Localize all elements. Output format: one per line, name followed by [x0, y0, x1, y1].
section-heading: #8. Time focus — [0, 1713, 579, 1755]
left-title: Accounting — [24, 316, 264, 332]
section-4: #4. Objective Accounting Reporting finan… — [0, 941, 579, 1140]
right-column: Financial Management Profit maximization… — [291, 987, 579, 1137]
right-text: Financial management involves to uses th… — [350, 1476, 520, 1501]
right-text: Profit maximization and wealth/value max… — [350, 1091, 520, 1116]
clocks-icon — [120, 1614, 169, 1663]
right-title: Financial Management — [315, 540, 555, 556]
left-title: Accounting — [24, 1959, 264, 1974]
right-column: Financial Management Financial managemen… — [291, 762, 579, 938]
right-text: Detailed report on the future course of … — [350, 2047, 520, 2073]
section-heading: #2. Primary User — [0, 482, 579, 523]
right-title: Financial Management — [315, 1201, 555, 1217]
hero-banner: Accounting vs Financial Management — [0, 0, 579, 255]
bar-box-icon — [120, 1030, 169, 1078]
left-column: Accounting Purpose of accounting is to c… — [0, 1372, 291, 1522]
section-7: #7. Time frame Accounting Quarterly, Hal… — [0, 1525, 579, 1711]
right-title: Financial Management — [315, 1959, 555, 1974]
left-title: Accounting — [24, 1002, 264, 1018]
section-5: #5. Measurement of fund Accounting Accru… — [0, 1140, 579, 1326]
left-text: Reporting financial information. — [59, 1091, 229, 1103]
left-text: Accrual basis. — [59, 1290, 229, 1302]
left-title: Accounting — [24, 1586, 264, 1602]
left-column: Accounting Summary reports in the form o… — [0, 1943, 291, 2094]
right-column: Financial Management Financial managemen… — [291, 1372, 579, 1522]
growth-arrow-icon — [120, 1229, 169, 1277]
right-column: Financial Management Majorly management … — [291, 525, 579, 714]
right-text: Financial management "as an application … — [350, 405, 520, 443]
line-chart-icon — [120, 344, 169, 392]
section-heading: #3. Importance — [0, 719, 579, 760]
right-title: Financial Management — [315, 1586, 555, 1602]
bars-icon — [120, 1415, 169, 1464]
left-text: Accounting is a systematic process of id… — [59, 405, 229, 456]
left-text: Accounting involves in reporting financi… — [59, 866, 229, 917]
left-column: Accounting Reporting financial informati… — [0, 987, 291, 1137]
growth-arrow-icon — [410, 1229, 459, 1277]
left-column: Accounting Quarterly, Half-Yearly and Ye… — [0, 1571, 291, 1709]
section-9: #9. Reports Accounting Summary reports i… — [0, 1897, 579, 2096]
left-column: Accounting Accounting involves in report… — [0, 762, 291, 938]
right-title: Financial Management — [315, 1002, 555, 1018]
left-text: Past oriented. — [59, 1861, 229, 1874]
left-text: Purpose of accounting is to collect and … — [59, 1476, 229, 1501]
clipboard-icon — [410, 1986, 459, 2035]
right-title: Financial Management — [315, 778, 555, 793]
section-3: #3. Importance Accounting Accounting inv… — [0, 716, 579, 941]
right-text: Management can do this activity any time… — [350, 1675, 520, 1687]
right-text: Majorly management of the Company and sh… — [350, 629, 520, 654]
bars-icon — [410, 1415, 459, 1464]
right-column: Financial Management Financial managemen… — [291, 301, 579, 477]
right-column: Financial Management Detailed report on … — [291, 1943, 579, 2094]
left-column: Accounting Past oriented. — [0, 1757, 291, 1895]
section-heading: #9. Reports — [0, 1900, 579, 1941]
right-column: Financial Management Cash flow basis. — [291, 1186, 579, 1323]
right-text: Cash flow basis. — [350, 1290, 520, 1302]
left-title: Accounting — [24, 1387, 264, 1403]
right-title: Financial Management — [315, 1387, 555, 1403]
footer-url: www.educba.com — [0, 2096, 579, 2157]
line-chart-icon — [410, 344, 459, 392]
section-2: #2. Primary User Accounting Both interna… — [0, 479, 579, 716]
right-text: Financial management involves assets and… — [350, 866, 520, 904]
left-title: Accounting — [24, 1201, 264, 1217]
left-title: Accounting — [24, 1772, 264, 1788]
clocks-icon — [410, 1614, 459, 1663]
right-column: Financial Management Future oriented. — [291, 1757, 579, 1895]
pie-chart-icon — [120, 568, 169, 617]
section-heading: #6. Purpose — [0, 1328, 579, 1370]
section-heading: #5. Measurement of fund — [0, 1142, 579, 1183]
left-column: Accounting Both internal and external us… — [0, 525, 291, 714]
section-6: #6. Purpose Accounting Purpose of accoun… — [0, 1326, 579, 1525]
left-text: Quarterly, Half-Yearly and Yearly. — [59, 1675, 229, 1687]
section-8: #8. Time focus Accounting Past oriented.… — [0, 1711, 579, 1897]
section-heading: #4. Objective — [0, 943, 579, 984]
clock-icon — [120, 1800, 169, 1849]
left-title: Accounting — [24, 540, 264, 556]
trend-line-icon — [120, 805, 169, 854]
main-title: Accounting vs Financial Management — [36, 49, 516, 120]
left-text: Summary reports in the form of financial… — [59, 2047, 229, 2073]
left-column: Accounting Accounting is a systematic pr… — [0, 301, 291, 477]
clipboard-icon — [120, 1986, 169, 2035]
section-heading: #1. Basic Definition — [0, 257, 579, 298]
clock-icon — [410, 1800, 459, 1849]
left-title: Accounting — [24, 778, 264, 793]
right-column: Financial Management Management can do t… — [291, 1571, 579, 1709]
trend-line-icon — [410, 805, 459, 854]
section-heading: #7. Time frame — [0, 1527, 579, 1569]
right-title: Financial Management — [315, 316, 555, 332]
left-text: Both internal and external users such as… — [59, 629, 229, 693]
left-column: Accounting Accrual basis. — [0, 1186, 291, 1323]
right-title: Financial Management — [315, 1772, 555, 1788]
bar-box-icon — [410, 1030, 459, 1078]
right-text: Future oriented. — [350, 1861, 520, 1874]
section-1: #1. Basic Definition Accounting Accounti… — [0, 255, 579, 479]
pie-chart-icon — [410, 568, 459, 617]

EXERCISE DIRECTIONS :: Reproduce every one of the lines above word for word, with no changes.

RESPONSE FOR THIS EXERCISE ::
Localize all elements. Output format: one per line, name followed by [x0, y0, x1, y1].
section-heading: #8. Time focus — [0, 1713, 579, 1755]
left-title: Accounting — [24, 316, 264, 332]
section-4: #4. Objective Accounting Reporting finan… — [0, 941, 579, 1140]
right-column: Financial Management Profit maximization… — [291, 987, 579, 1137]
right-text: Financial management involves to uses th… — [350, 1476, 520, 1501]
right-text: Profit maximization and wealth/value max… — [350, 1091, 520, 1116]
clocks-icon — [120, 1614, 169, 1663]
right-title: Financial Management — [315, 540, 555, 556]
left-title: Accounting — [24, 1959, 264, 1974]
right-column: Financial Management Financial managemen… — [291, 762, 579, 938]
right-text: Detailed report on the future course of … — [350, 2047, 520, 2073]
section-heading: #2. Primary User — [0, 482, 579, 523]
right-title: Financial Management — [315, 1201, 555, 1217]
hero-banner: Accounting vs Financial Management — [0, 0, 579, 255]
bar-box-icon — [120, 1030, 169, 1078]
left-column: Accounting Purpose of accounting is to c… — [0, 1372, 291, 1522]
section-7: #7. Time frame Accounting Quarterly, Hal… — [0, 1525, 579, 1711]
right-title: Financial Management — [315, 1959, 555, 1974]
left-title: Accounting — [24, 1002, 264, 1018]
section-5: #5. Measurement of fund Accounting Accru… — [0, 1140, 579, 1326]
left-text: Reporting financial information. — [59, 1091, 229, 1103]
left-text: Accrual basis. — [59, 1290, 229, 1302]
left-title: Accounting — [24, 1586, 264, 1602]
left-column: Accounting Summary reports in the form o… — [0, 1943, 291, 2094]
right-column: Financial Management Financial managemen… — [291, 1372, 579, 1522]
growth-arrow-icon — [120, 1229, 169, 1277]
right-column: Financial Management Majorly management … — [291, 525, 579, 714]
right-text: Financial management "as an application … — [350, 405, 520, 443]
line-chart-icon — [120, 344, 169, 392]
section-heading: #3. Importance — [0, 719, 579, 760]
right-title: Financial Management — [315, 1586, 555, 1602]
bars-icon — [120, 1415, 169, 1464]
left-text: Accounting is a systematic process of id… — [59, 405, 229, 456]
left-text: Accounting involves in reporting financi… — [59, 866, 229, 917]
left-column: Accounting Reporting financial informati… — [0, 987, 291, 1137]
growth-arrow-icon — [410, 1229, 459, 1277]
left-column: Accounting Quarterly, Half-Yearly and Ye… — [0, 1571, 291, 1709]
section-9: #9. Reports Accounting Summary reports i… — [0, 1897, 579, 2096]
left-column: Accounting Accounting involves in report… — [0, 762, 291, 938]
right-title: Financial Management — [315, 1002, 555, 1018]
left-text: Past oriented. — [59, 1861, 229, 1874]
left-text: Purpose of accounting is to collect and … — [59, 1476, 229, 1501]
clipboard-icon — [410, 1986, 459, 2035]
right-title: Financial Management — [315, 778, 555, 793]
section-3: #3. Importance Accounting Accounting inv… — [0, 716, 579, 941]
right-text: Management can do this activity any time… — [350, 1675, 520, 1687]
right-text: Majorly management of the Company and sh… — [350, 629, 520, 654]
bars-icon — [410, 1415, 459, 1464]
right-column: Financial Management Financial managemen… — [291, 301, 579, 477]
right-column: Financial Management Detailed report on … — [291, 1943, 579, 2094]
left-column: Accounting Past oriented. — [0, 1757, 291, 1895]
section-heading: #9. Reports — [0, 1900, 579, 1941]
right-column: Financial Management Cash flow basis. — [291, 1186, 579, 1323]
right-text: Cash flow basis. — [350, 1290, 520, 1302]
left-title: Accounting — [24, 1387, 264, 1403]
right-title: Financial Management — [315, 1387, 555, 1403]
footer-url: www.educba.com — [0, 2096, 579, 2157]
line-chart-icon — [410, 344, 459, 392]
section-2: #2. Primary User Accounting Both interna… — [0, 479, 579, 716]
right-text: Financial management involves assets and… — [350, 866, 520, 904]
left-title: Accounting — [24, 1201, 264, 1217]
left-title: Accounting — [24, 1772, 264, 1788]
clocks-icon — [410, 1614, 459, 1663]
right-column: Financial Management Future oriented. — [291, 1757, 579, 1895]
pie-chart-icon — [120, 568, 169, 617]
section-heading: #6. Purpose — [0, 1328, 579, 1370]
section-heading: #5. Measurement of fund — [0, 1142, 579, 1183]
left-column: Accounting Both internal and external us… — [0, 525, 291, 714]
section-6: #6. Purpose Accounting Purpose of accoun… — [0, 1326, 579, 1525]
left-text: Quarterly, Half-Yearly and Yearly. — [59, 1675, 229, 1687]
section-8: #8. Time focus Accounting Past oriented.… — [0, 1711, 579, 1897]
section-heading: #4. Objective — [0, 943, 579, 984]
clock-icon — [120, 1800, 169, 1849]
left-title: Accounting — [24, 540, 264, 556]
trend-line-icon — [120, 805, 169, 854]
main-title: Accounting vs Financial Management — [36, 49, 516, 120]
left-text: Summary reports in the form of financial… — [59, 2047, 229, 2073]
left-column: Accounting Accounting is a systematic pr… — [0, 301, 291, 477]
clipboard-icon — [120, 1986, 169, 2035]
section-heading: #1. Basic Definition — [0, 257, 579, 298]
clock-icon — [410, 1800, 459, 1849]
left-title: Accounting — [24, 778, 264, 793]
right-column: Financial Management Management can do t… — [291, 1571, 579, 1709]
trend-line-icon — [410, 805, 459, 854]
section-heading: #7. Time frame — [0, 1527, 579, 1569]
right-title: Financial Management — [315, 316, 555, 332]
left-text: Both internal and external users such as… — [59, 629, 229, 693]
left-column: Accounting Accrual basis. — [0, 1186, 291, 1323]
right-title: Financial Management — [315, 1772, 555, 1788]
bar-box-icon — [410, 1030, 459, 1078]
right-text: Future oriented. — [350, 1861, 520, 1874]
section-1: #1. Basic Definition Accounting Accounti… — [0, 255, 579, 479]
pie-chart-icon — [410, 568, 459, 617]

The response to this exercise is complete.